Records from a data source
****************
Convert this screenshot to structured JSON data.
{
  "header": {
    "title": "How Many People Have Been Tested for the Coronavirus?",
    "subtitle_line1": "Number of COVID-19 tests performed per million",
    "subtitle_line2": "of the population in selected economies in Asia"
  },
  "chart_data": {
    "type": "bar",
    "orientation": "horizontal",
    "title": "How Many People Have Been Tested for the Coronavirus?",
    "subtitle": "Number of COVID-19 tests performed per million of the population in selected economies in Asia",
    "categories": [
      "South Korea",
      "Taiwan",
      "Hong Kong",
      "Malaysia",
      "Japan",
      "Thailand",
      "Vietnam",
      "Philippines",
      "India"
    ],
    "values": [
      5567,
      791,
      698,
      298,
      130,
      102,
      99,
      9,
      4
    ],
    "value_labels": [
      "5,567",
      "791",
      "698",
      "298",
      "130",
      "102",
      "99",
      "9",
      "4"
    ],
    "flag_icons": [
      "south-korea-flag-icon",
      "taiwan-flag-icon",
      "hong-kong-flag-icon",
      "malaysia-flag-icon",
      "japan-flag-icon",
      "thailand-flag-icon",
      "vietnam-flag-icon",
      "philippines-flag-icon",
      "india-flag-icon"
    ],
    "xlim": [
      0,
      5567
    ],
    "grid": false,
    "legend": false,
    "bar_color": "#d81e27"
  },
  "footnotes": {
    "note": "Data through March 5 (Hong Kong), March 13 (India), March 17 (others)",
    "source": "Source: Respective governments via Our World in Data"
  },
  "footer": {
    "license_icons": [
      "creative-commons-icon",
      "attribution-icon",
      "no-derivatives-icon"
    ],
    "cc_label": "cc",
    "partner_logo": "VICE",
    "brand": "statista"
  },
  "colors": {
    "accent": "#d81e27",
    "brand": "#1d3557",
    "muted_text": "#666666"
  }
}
****************
• YOUR GOAL:
Repeat the data in its entirety, character for character.

• RESPONSE AREA:
Convert this screenshot to structured JSON data.
{
  "header": {
    "title": "How Many People Have Been Tested for the Coronavirus?",
    "subtitle_line1": "Number of COVID-19 tests performed per million",
    "subtitle_line2": "of the population in selected economies in Asia"
  },
  "chart_data": {
    "type": "bar",
    "orientation": "horizontal",
    "title": "How Many People Have Been Tested for the Coronavirus?",
    "subtitle": "Number of COVID-19 tests performed per million of the population in selected economies in Asia",
    "categories": [
      "South Korea",
      "Taiwan",
      "Hong Kong",
      "Malaysia",
      "Japan",
      "Thailand",
      "Vietnam",
      "Philippines",
      "India"
    ],
    "values": [
      5567,
      791,
      698,
      298,
      130,
      102,
      99,
      9,
      4
    ],
    "value_labels": [
      "5,567",
      "791",
      "698",
      "298",
      "130",
      "102",
      "99",
      "9",
      "4"
    ],
    "flag_icons": [
      "south-korea-flag-icon",
      "taiwan-flag-icon",
      "hong-kong-flag-icon",
      "malaysia-flag-icon",
      "japan-flag-icon",
      "thailand-flag-icon",
      "vietnam-flag-icon",
      "philippines-flag-icon",
      "india-flag-icon"
    ],
    "xlim": [
      0,
      5567
    ],
    "grid": false,
    "legend": false,
    "bar_color": "#d81e27"
  },
  "footnotes": {
    "note": "Data through March 5 (Hong Kong), March 13 (India), March 17 (others)",
    "source": "Source: Respective governments via Our World in Data"
  },
  "footer": {
    "license_icons": [
      "creative-commons-icon",
      "attribution-icon",
      "no-derivatives-icon"
    ],
    "cc_label": "cc",
    "partner_logo": "VICE",
    "brand": "statista"
  },
  "colors": {
    "accent": "#d81e27",
    "brand": "#1d3557",
    "muted_text": "#666666"
  }
}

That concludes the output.